Collect all lines below with the string "price".

### Material supplied
--- begin ---
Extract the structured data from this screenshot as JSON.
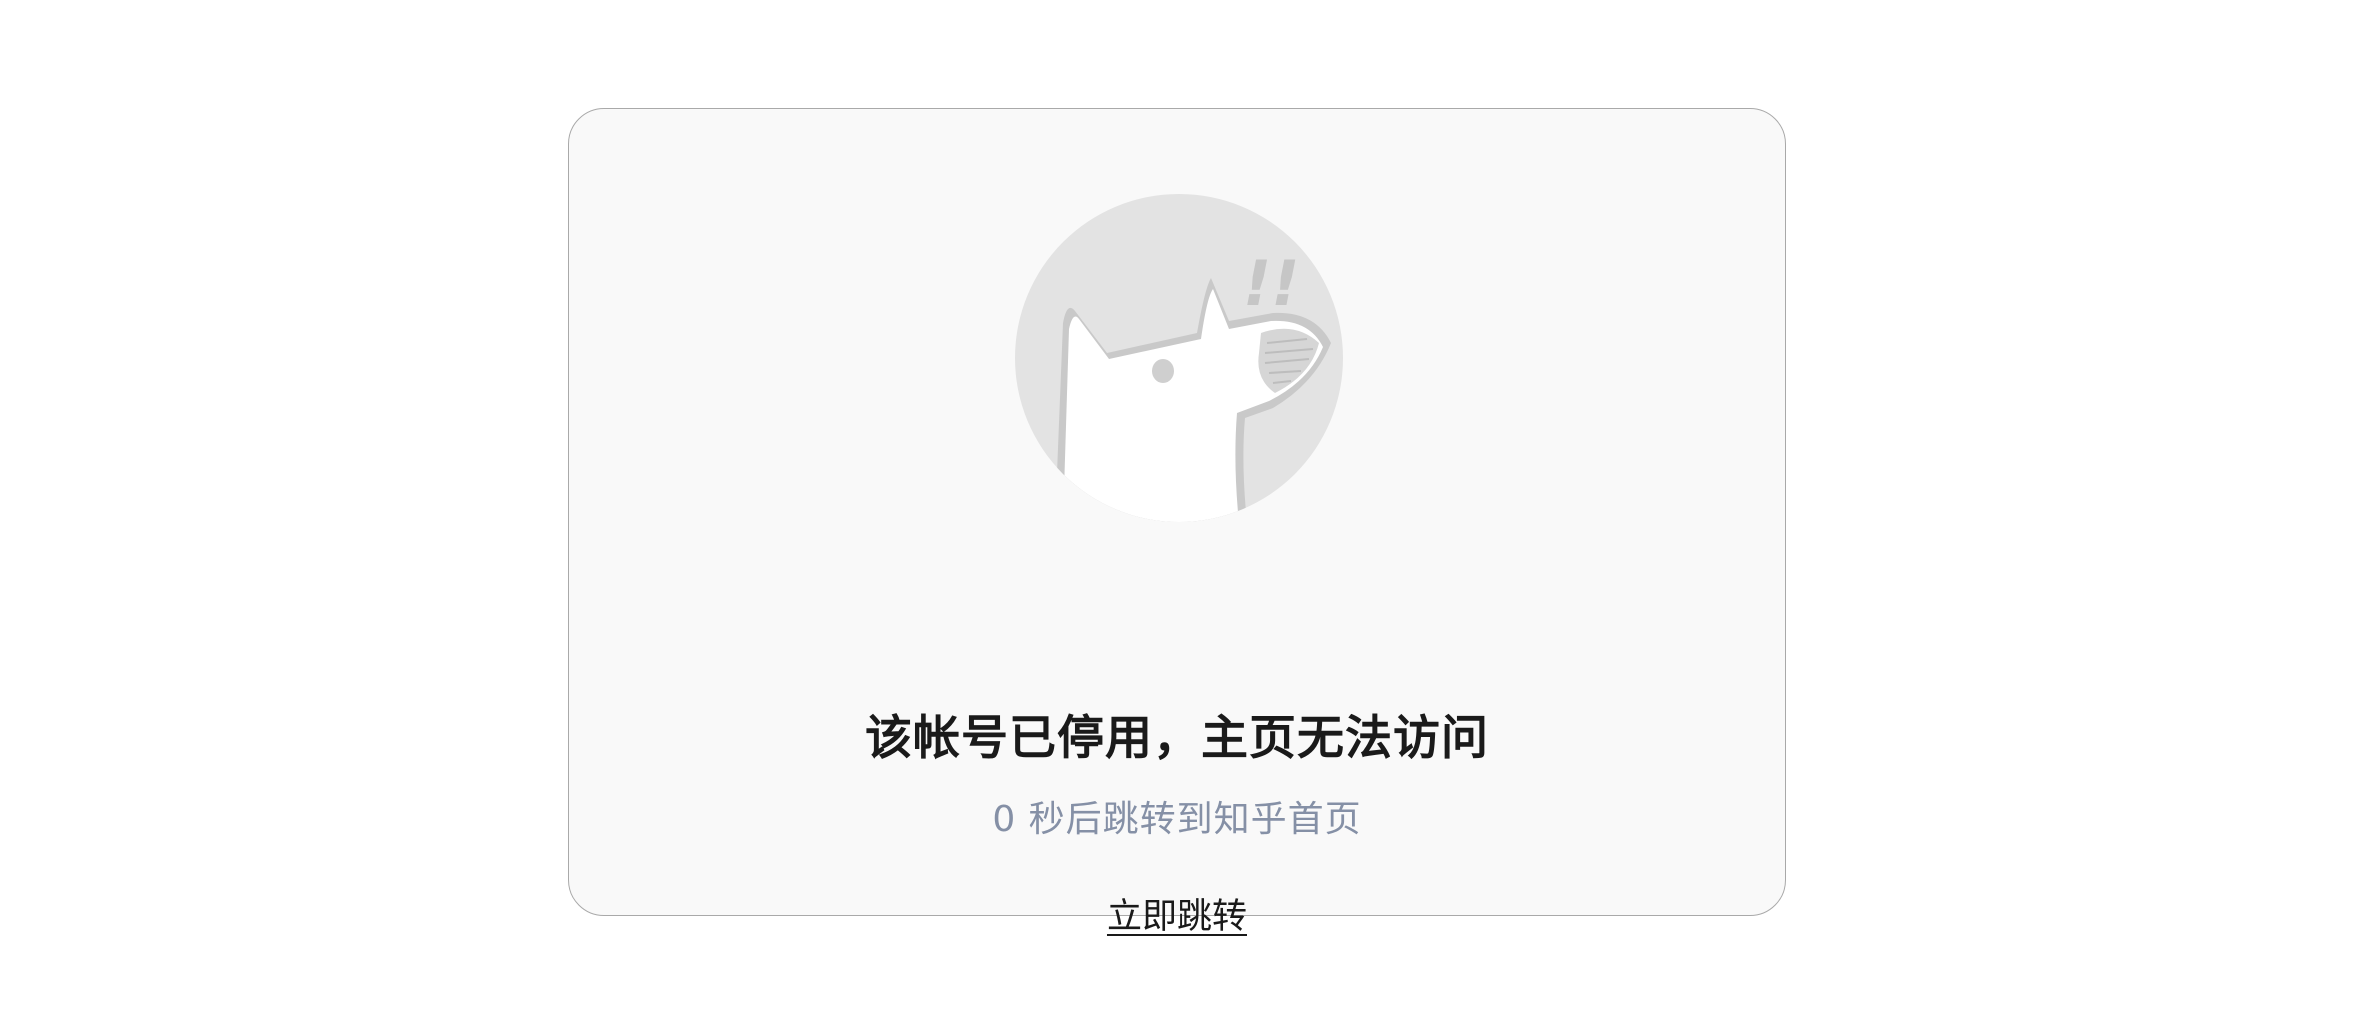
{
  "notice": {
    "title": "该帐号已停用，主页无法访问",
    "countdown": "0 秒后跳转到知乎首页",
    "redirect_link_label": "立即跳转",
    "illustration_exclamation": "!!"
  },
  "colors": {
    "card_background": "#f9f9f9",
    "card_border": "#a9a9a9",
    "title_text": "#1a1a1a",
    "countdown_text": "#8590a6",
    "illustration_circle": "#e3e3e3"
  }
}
--- end ---
--- begin ---
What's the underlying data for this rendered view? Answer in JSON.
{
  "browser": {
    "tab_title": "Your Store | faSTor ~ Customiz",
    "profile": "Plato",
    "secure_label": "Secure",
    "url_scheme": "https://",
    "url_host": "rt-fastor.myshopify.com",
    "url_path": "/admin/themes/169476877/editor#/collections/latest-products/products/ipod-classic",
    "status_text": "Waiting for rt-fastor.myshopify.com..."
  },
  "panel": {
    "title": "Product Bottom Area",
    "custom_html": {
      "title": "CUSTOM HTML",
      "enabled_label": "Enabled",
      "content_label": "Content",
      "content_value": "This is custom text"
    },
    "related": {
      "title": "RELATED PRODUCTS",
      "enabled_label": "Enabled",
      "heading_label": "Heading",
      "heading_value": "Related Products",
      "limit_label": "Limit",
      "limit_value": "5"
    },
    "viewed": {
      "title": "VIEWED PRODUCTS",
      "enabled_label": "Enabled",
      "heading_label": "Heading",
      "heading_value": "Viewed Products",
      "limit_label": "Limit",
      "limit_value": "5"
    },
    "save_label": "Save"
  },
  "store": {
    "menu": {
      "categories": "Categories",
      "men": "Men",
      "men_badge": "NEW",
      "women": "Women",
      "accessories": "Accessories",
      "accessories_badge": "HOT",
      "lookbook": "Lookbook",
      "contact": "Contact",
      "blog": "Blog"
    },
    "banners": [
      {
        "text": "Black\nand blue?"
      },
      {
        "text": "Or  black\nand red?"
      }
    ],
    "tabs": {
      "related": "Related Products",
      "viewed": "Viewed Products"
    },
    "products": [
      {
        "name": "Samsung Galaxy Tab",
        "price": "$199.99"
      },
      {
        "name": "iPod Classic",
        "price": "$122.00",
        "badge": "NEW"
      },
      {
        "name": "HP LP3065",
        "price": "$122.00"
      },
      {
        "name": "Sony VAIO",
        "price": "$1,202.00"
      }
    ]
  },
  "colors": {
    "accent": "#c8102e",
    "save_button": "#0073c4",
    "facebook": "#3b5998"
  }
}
--- end ---
### Complete answer
        "price": "$199.99"
        "price": "$122.00",
        "price": "$122.00"
        "price": "$1,202.00"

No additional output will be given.